Exercise aim.
Word for word, set down the records and skip each picture.

(Records from a dataset)
(begin)
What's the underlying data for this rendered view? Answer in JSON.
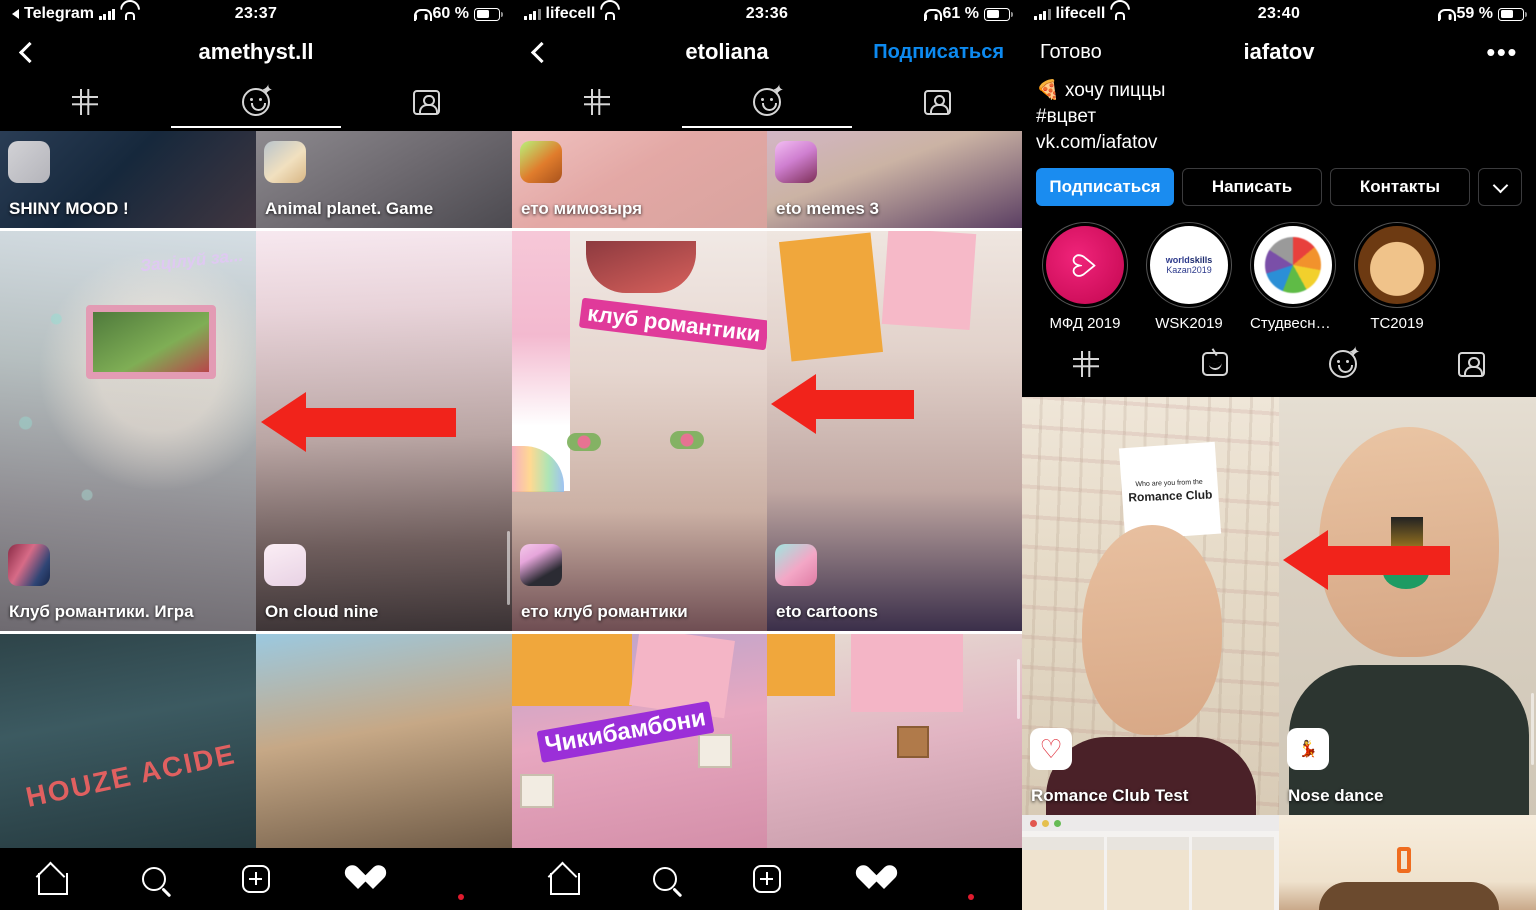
{
  "panels": [
    {
      "id": "panel-amethyst",
      "status": {
        "carrier": "Telegram",
        "back_glyph": "◀",
        "time": "23:37",
        "battery": "60 %",
        "battery_level": 60,
        "headphones": true,
        "wifi": true
      },
      "nav": {
        "back": "back-chevron",
        "title": "amethyst.ll",
        "action": ""
      },
      "tabs": [
        {
          "name": "grid",
          "active": false
        },
        {
          "name": "effects",
          "active": true
        },
        {
          "name": "tagged",
          "active": false
        }
      ],
      "rows": [
        {
          "partial": "top",
          "cells": [
            {
              "label": "SHINY MOOD !",
              "thumb_colors": [
                "#cfcfd2",
                "#b9b9bd"
              ]
            },
            {
              "label": "Animal planet. Game",
              "thumb_colors": [
                "#f4e4c8",
                "#e0c79a"
              ]
            }
          ]
        },
        {
          "selected": true,
          "cells": [
            {
              "label": "Клуб романтики. Игра",
              "thumb_colors": [
                "#7a2f4a",
                "#2c3f6e"
              ],
              "overlay_text": "Зацілуй за..."
            },
            {
              "label": "On cloud nine",
              "thumb_colors": [
                "#f5dbe6",
                "#e6c3d6"
              ],
              "arrow": true
            }
          ]
        },
        {
          "partial": "bottom",
          "cells": [
            {
              "label": "",
              "overlay_text": "HOUZE ACIDE"
            },
            {
              "label": ""
            }
          ]
        }
      ],
      "bottom_nav": [
        "home-icon",
        "search-icon",
        "add-post-icon",
        "activity-heart-icon",
        "profile-avatar"
      ]
    },
    {
      "id": "panel-etoliana",
      "status": {
        "carrier": "lifecell",
        "back_glyph": "",
        "time": "23:36",
        "battery": "61 %",
        "battery_level": 61,
        "headphones": true,
        "wifi": true
      },
      "nav": {
        "back": "back-chevron",
        "title": "etoliana",
        "action": "Подписаться"
      },
      "tabs": [
        {
          "name": "grid",
          "active": false
        },
        {
          "name": "effects",
          "active": true
        },
        {
          "name": "tagged",
          "active": false
        }
      ],
      "rows": [
        {
          "partial": "top",
          "cells": [
            {
              "label": "ето мимозыря",
              "thumb_colors": [
                "#b6f26a",
                "#e07b2a"
              ]
            },
            {
              "label": "eto memes 3",
              "thumb_colors": [
                "#f0b8f0",
                "#8a3a6a"
              ]
            }
          ]
        },
        {
          "selected": true,
          "cells": [
            {
              "label": "ето клуб романтики",
              "thumb_colors": [
                "#f3c3e6",
                "#2b2b33"
              ],
              "overlay_text": "клуб романтики"
            },
            {
              "label": "eto cartoons",
              "thumb_colors": [
                "#9fe6e0",
                "#f49ac1"
              ],
              "arrow": true
            }
          ]
        },
        {
          "partial": "bottom",
          "cells": [
            {
              "label": "",
              "overlay_text": "Чикибамбони"
            },
            {
              "label": ""
            }
          ]
        }
      ],
      "bottom_nav": [
        "home-icon",
        "search-icon",
        "add-post-icon",
        "activity-heart-icon",
        "profile-avatar"
      ]
    },
    {
      "id": "panel-iafatov",
      "status": {
        "carrier": "lifecell",
        "back_glyph": "",
        "time": "23:40",
        "battery": "59 %",
        "battery_level": 59,
        "headphones": true,
        "wifi": true
      },
      "nav": {
        "back_label": "Готово",
        "title": "iafatov",
        "more": "more-options"
      },
      "bio": {
        "emoji": "🍕",
        "line1": "хочу пиццы",
        "line2": "#вцвет",
        "line3": "vk.com/iafatov"
      },
      "buttons": {
        "follow": "Подписаться",
        "message": "Написать",
        "contact": "Контакты",
        "more": "chevron-down"
      },
      "highlights": [
        {
          "name": "МФД 2019",
          "colors": [
            "#e0156d",
            "#b0114f"
          ]
        },
        {
          "name": "WSK2019",
          "colors": [
            "#ffffff",
            "#e8e8e8"
          ]
        },
        {
          "name": "Студвесна...",
          "colors": [
            "#ffffff",
            "#f2f2f2"
          ]
        },
        {
          "name": "ТС2019",
          "colors": [
            "#f7e6cf",
            "#c98a3a"
          ]
        }
      ],
      "tabs": [
        {
          "name": "grid",
          "active": true
        },
        {
          "name": "igtv",
          "active": false
        },
        {
          "name": "effects",
          "active": false
        },
        {
          "name": "tagged",
          "active": false
        }
      ],
      "rows": [
        {
          "selected": false,
          "cells": [
            {
              "label": "Romance Club Test",
              "thumb_colors": [
                "#ffffff",
                "#f2f2f2"
              ],
              "overlay_text": "Who are you from the Romance Club"
            },
            {
              "label": "Nose dance",
              "thumb_colors": [
                "#ffffff",
                "#eeeeee"
              ],
              "arrow": true
            }
          ]
        },
        {
          "partial": "bottom",
          "cells": [
            {
              "label": ""
            },
            {
              "label": ""
            }
          ]
        }
      ]
    }
  ]
}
(end)
Result.
What's the underlying data for this rendered view? Answer in JSON.
{
  "panels": [
    {
      "id": "panel-amethyst",
      "status": {
        "carrier": "Telegram",
        "back_glyph": "◀",
        "time": "23:37",
        "battery": "60 %",
        "battery_level": 60,
        "headphones": true,
        "wifi": true
      },
      "nav": {
        "back": "back-chevron",
        "title": "amethyst.ll",
        "action": ""
      },
      "tabs": [
        {
          "name": "grid",
          "active": false
        },
        {
          "name": "effects",
          "active": true
        },
        {
          "name": "tagged",
          "active": false
        }
      ],
      "rows": [
        {
          "partial": "top",
          "cells": [
            {
              "label": "SHINY MOOD !",
              "thumb_colors": [
                "#cfcfd2",
                "#b9b9bd"
              ]
            },
            {
              "label": "Animal planet. Game",
              "thumb_colors": [
                "#f4e4c8",
                "#e0c79a"
              ]
            }
          ]
        },
        {
          "selected": true,
          "cells": [
            {
              "label": "Клуб романтики. Игра",
              "thumb_colors": [
                "#7a2f4a",
                "#2c3f6e"
              ],
              "overlay_text": "Зацілуй за..."
            },
            {
              "label": "On cloud nine",
              "thumb_colors": [
                "#f5dbe6",
                "#e6c3d6"
              ],
              "arrow": true
            }
          ]
        },
        {
          "partial": "bottom",
          "cells": [
            {
              "label": "",
              "overlay_text": "HOUZE ACIDE"
            },
            {
              "label": ""
            }
          ]
        }
      ],
      "bottom_nav": [
        "home-icon",
        "search-icon",
        "add-post-icon",
        "activity-heart-icon",
        "profile-avatar"
      ]
    },
    {
      "id": "panel-etoliana",
      "status": {
        "carrier": "lifecell",
        "back_glyph": "",
        "time": "23:36",
        "battery": "61 %",
        "battery_level": 61,
        "headphones": true,
        "wifi": true
      },
      "nav": {
        "back": "back-chevron",
        "title": "etoliana",
        "action": "Подписаться"
      },
      "tabs": [
        {
          "name": "grid",
          "active": false
        },
        {
          "name": "effects",
          "active": true
        },
        {
          "name": "tagged",
          "active": false
        }
      ],
      "rows": [
        {
          "partial": "top",
          "cells": [
            {
              "label": "ето мимозыря",
              "thumb_colors": [
                "#b6f26a",
                "#e07b2a"
              ]
            },
            {
              "label": "eto memes 3",
              "thumb_colors": [
                "#f0b8f0",
                "#8a3a6a"
              ]
            }
          ]
        },
        {
          "selected": true,
          "cells": [
            {
              "label": "ето клуб романтики",
              "thumb_colors": [
                "#f3c3e6",
                "#2b2b33"
              ],
              "overlay_text": "клуб романтики"
            },
            {
              "label": "eto cartoons",
              "thumb_colors": [
                "#9fe6e0",
                "#f49ac1"
              ],
              "arrow": true
            }
          ]
        },
        {
          "partial": "bottom",
          "cells": [
            {
              "label": "",
              "overlay_text": "Чикибамбони"
            },
            {
              "label": ""
            }
          ]
        }
      ],
      "bottom_nav": [
        "home-icon",
        "search-icon",
        "add-post-icon",
        "activity-heart-icon",
        "profile-avatar"
      ]
    },
    {
      "id": "panel-iafatov",
      "status": {
        "carrier": "lifecell",
        "back_glyph": "",
        "time": "23:40",
        "battery": "59 %",
        "battery_level": 59,
        "headphones": true,
        "wifi": true
      },
      "nav": {
        "back_label": "Готово",
        "title": "iafatov",
        "more": "more-options"
      },
      "bio": {
        "emoji": "🍕",
        "line1": "хочу пиццы",
        "line2": "#вцвет",
        "line3": "vk.com/iafatov"
      },
      "buttons": {
        "follow": "Подписаться",
        "message": "Написать",
        "contact": "Контакты",
        "more": "chevron-down"
      },
      "highlights": [
        {
          "name": "МФД 2019",
          "colors": [
            "#e0156d",
            "#b0114f"
          ]
        },
        {
          "name": "WSK2019",
          "colors": [
            "#ffffff",
            "#e8e8e8"
          ]
        },
        {
          "name": "Студвесна...",
          "colors": [
            "#ffffff",
            "#f2f2f2"
          ]
        },
        {
          "name": "ТС2019",
          "colors": [
            "#f7e6cf",
            "#c98a3a"
          ]
        }
      ],
      "tabs": [
        {
          "name": "grid",
          "active": true
        },
        {
          "name": "igtv",
          "active": false
        },
        {
          "name": "effects",
          "active": false
        },
        {
          "name": "tagged",
          "active": false
        }
      ],
      "rows": [
        {
          "selected": false,
          "cells": [
            {
              "label": "Romance Club Test",
              "thumb_colors": [
                "#ffffff",
                "#f2f2f2"
              ],
              "overlay_text": "Who are you from the Romance Club"
            },
            {
              "label": "Nose dance",
              "thumb_colors": [
                "#ffffff",
                "#eeeeee"
              ],
              "arrow": true
            }
          ]
        },
        {
          "partial": "bottom",
          "cells": [
            {
              "label": ""
            },
            {
              "label": ""
            }
          ]
        }
      ]
    }
  ]
}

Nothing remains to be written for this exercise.